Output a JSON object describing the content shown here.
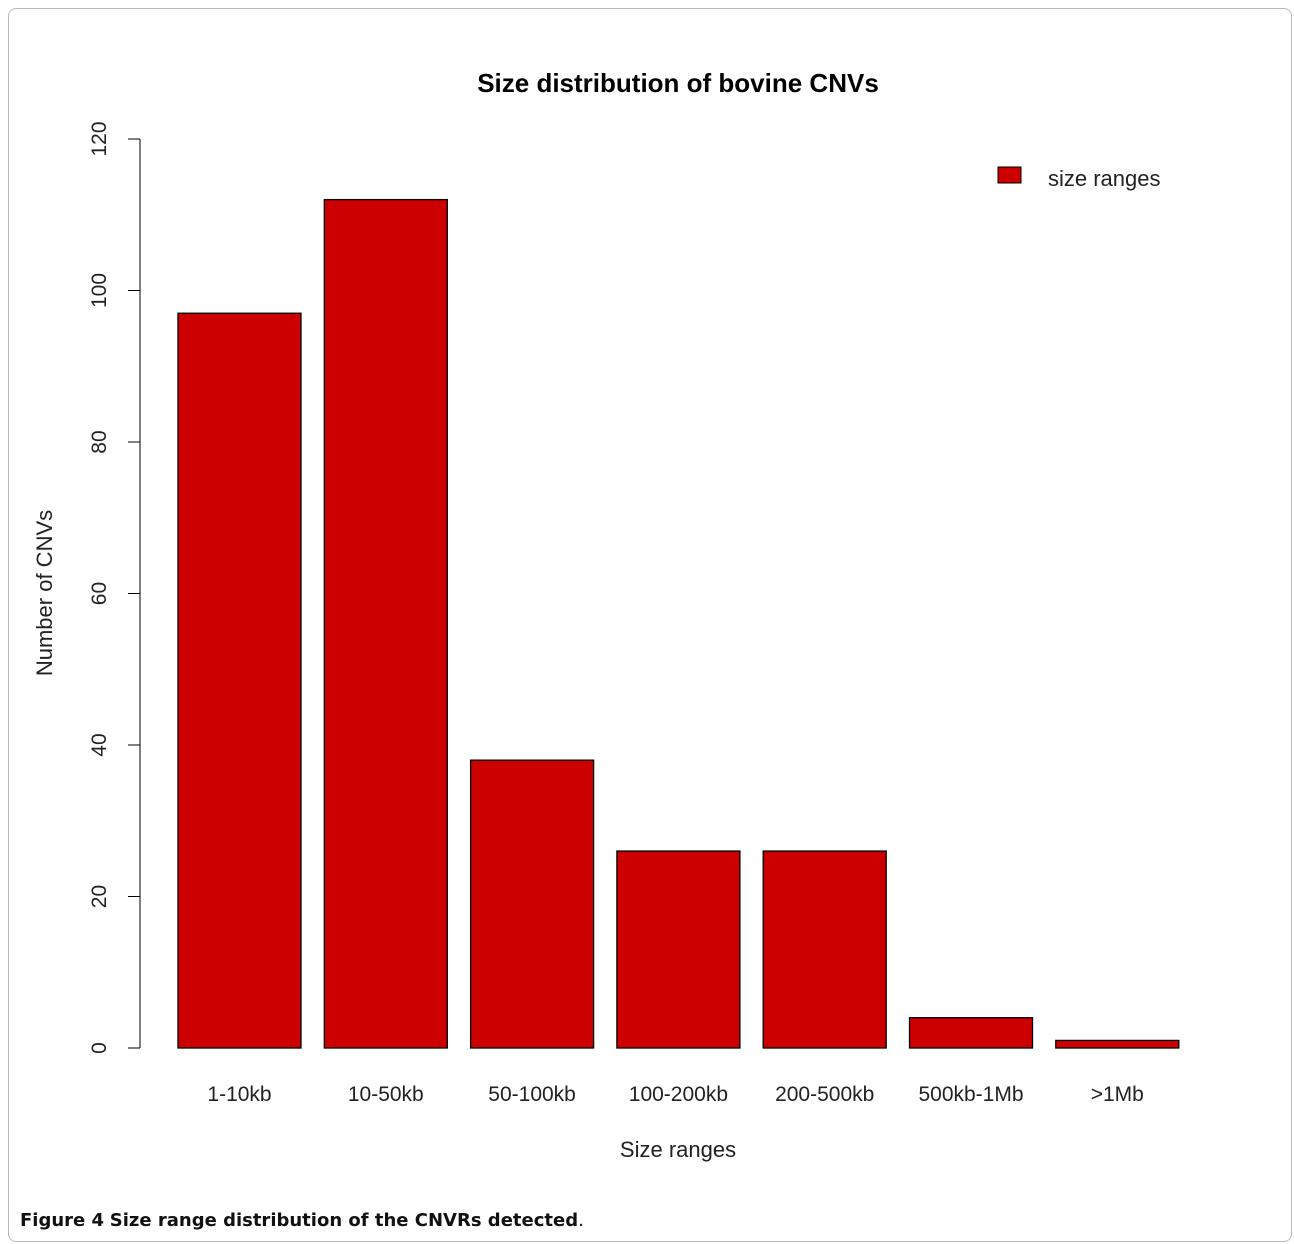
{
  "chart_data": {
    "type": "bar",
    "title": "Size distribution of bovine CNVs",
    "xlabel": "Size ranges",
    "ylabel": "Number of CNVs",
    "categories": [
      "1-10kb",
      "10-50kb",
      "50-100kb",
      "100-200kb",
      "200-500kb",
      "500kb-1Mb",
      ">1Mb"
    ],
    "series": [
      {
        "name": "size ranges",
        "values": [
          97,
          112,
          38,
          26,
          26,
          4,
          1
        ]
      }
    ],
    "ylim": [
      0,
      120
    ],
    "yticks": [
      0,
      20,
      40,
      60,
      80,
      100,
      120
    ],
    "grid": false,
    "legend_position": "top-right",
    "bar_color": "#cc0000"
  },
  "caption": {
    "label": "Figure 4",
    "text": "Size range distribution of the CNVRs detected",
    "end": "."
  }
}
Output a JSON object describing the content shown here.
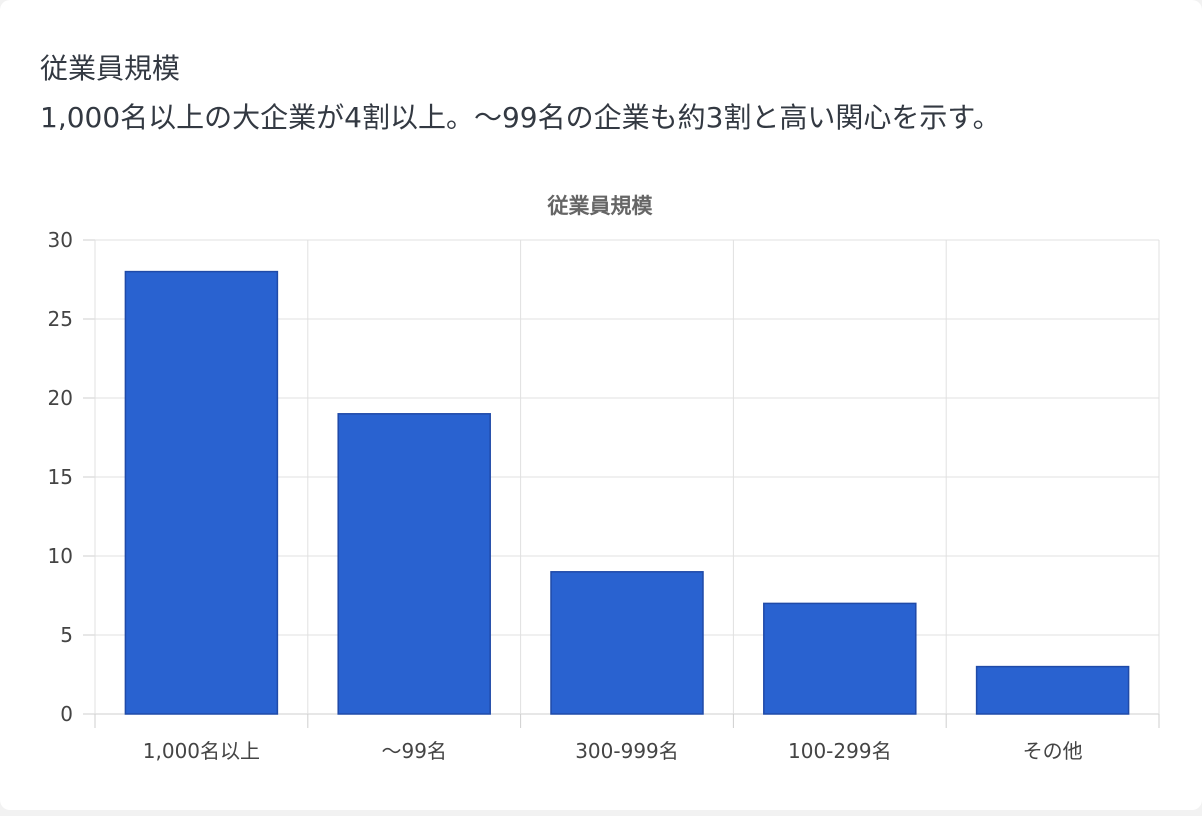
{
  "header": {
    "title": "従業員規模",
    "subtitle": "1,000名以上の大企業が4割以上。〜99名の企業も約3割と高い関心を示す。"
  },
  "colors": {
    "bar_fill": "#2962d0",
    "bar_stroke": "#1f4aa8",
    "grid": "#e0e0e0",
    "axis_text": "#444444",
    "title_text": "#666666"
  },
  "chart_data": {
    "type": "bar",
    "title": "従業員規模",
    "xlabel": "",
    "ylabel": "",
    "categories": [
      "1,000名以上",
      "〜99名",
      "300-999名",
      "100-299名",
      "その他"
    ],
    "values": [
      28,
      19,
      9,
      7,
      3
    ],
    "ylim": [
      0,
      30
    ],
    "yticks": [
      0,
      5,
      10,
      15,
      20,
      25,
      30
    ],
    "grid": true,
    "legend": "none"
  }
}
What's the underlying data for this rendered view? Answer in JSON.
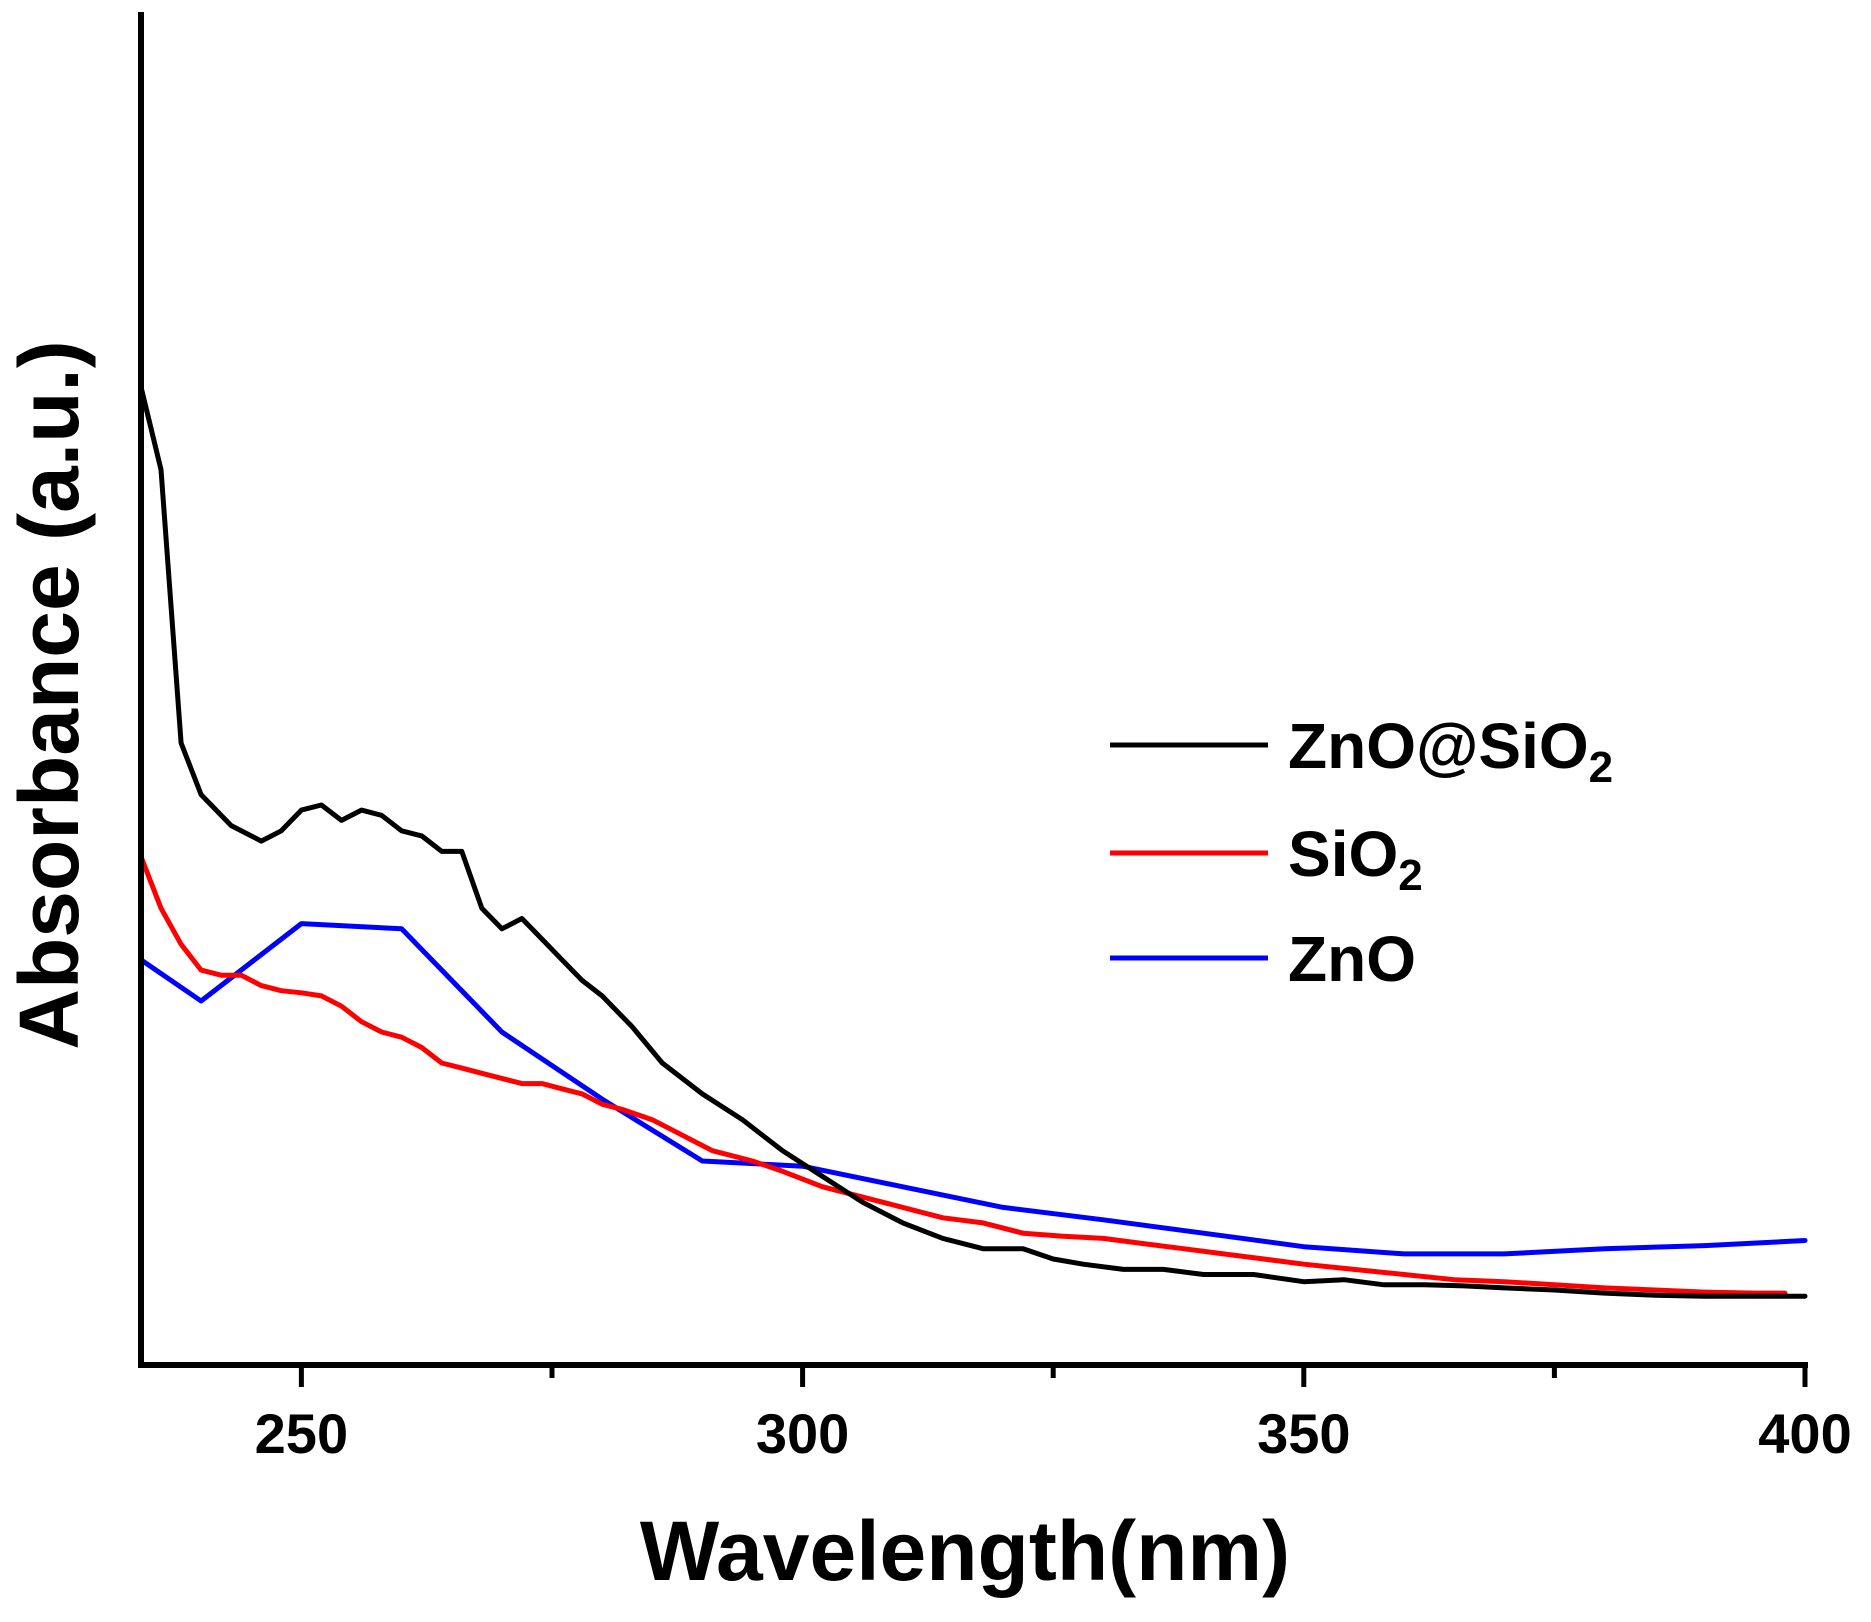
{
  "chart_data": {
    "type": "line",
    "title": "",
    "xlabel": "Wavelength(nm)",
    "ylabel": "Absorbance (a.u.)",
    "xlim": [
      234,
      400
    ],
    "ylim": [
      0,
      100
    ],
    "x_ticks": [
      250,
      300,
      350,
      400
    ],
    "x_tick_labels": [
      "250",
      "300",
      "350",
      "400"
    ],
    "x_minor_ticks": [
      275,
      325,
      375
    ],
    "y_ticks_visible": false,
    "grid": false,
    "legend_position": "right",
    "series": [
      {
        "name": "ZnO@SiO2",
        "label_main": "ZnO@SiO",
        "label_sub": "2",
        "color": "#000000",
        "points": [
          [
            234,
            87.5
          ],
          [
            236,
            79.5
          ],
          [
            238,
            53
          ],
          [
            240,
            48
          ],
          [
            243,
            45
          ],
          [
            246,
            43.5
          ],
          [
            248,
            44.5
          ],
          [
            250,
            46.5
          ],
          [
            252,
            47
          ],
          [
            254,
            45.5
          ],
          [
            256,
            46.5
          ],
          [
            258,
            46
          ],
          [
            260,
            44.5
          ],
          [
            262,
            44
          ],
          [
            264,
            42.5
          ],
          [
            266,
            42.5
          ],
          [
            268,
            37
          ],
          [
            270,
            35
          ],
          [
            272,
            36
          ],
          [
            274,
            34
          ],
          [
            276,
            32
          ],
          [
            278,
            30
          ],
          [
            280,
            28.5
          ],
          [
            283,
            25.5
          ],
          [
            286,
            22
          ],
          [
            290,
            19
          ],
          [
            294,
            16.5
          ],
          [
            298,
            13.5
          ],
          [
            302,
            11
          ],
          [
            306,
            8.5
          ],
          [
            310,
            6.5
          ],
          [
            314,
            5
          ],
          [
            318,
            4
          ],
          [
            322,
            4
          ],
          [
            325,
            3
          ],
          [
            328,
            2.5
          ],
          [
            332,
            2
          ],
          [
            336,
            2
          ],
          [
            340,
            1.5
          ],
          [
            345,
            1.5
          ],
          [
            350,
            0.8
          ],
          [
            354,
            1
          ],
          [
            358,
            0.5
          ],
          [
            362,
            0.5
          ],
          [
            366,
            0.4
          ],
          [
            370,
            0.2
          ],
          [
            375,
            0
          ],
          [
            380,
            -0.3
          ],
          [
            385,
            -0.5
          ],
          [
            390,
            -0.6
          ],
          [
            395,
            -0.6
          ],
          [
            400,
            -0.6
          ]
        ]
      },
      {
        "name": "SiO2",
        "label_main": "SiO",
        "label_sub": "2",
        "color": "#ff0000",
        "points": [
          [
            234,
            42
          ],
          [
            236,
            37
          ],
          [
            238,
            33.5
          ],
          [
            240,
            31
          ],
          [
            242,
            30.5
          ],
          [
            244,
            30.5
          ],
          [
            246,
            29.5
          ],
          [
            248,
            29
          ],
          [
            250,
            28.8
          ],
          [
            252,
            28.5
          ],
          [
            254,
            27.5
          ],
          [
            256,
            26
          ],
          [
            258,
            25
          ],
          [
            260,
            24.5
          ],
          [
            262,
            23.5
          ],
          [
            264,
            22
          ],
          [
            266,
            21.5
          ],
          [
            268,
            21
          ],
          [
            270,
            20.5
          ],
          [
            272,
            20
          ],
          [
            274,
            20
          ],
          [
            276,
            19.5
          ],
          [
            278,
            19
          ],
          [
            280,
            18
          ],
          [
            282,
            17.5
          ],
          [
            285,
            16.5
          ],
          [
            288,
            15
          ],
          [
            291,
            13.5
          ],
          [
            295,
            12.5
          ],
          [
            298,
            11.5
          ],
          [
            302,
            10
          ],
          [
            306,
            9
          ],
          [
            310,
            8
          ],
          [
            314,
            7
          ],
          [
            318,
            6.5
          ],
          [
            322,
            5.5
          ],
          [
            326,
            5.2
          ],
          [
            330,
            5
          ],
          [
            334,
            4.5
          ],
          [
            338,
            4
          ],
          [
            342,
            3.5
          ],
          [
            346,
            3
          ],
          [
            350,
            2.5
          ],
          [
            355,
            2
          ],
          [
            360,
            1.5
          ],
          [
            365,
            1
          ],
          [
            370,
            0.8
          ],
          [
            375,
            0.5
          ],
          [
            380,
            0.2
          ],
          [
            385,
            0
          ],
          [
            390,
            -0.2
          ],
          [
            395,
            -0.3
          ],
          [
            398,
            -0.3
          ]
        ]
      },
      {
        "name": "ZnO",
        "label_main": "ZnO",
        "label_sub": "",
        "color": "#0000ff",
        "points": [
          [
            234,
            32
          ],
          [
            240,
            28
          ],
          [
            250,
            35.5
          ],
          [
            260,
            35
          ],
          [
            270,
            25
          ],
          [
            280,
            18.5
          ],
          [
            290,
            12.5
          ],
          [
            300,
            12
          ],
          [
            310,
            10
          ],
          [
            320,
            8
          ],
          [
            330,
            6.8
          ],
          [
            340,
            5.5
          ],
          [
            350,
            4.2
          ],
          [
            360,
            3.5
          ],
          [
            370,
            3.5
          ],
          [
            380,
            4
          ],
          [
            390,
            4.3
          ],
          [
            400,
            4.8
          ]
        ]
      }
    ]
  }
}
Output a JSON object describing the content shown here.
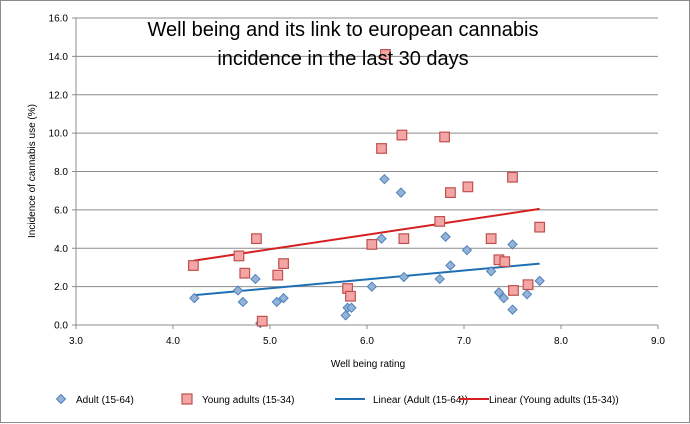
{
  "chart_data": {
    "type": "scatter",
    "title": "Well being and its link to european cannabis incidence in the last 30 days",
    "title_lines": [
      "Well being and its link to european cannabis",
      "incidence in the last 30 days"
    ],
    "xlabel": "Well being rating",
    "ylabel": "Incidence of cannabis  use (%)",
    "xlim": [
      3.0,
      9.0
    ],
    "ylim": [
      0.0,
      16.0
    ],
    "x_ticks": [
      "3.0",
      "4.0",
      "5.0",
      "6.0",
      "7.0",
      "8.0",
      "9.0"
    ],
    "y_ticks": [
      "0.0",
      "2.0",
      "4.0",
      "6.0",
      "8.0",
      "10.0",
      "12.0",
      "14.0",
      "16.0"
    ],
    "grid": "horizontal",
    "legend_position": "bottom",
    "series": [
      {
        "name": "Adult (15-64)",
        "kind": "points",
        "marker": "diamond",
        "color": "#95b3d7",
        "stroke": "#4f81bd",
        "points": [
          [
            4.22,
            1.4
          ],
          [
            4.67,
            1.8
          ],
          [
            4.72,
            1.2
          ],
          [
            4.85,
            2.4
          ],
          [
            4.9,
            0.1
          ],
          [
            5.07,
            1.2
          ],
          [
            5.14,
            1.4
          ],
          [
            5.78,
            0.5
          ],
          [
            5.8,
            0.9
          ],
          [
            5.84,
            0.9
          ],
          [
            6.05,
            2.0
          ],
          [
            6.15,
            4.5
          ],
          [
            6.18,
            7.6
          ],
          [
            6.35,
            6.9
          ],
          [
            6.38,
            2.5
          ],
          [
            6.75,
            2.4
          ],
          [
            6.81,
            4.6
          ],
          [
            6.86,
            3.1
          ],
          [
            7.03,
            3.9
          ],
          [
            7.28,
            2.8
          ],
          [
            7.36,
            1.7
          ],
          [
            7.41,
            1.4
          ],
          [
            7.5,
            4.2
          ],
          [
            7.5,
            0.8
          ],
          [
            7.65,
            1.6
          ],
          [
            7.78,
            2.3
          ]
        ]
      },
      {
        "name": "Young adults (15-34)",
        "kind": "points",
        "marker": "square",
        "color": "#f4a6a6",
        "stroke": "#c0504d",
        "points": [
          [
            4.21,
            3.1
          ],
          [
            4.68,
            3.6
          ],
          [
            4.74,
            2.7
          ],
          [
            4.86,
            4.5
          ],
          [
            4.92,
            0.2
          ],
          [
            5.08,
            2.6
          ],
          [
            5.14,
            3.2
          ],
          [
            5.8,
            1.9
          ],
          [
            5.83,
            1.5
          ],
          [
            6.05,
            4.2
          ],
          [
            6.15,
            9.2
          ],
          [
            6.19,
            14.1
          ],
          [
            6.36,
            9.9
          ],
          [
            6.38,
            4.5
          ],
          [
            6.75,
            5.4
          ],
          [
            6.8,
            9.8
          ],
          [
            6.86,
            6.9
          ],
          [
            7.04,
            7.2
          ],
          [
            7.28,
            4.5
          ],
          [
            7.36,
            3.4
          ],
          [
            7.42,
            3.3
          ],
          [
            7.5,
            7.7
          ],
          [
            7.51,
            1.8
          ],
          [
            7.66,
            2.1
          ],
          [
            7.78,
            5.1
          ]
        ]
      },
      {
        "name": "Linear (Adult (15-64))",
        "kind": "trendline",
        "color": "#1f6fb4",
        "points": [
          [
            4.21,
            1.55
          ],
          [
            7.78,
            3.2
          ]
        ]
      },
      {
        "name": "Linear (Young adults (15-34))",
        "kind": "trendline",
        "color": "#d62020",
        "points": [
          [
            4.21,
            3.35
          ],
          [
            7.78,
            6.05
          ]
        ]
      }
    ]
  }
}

━━━━━━

- **Given problem**
Give the number of lines above in which the word "link" occurs, with nothing else.

- **Finished exercise**
2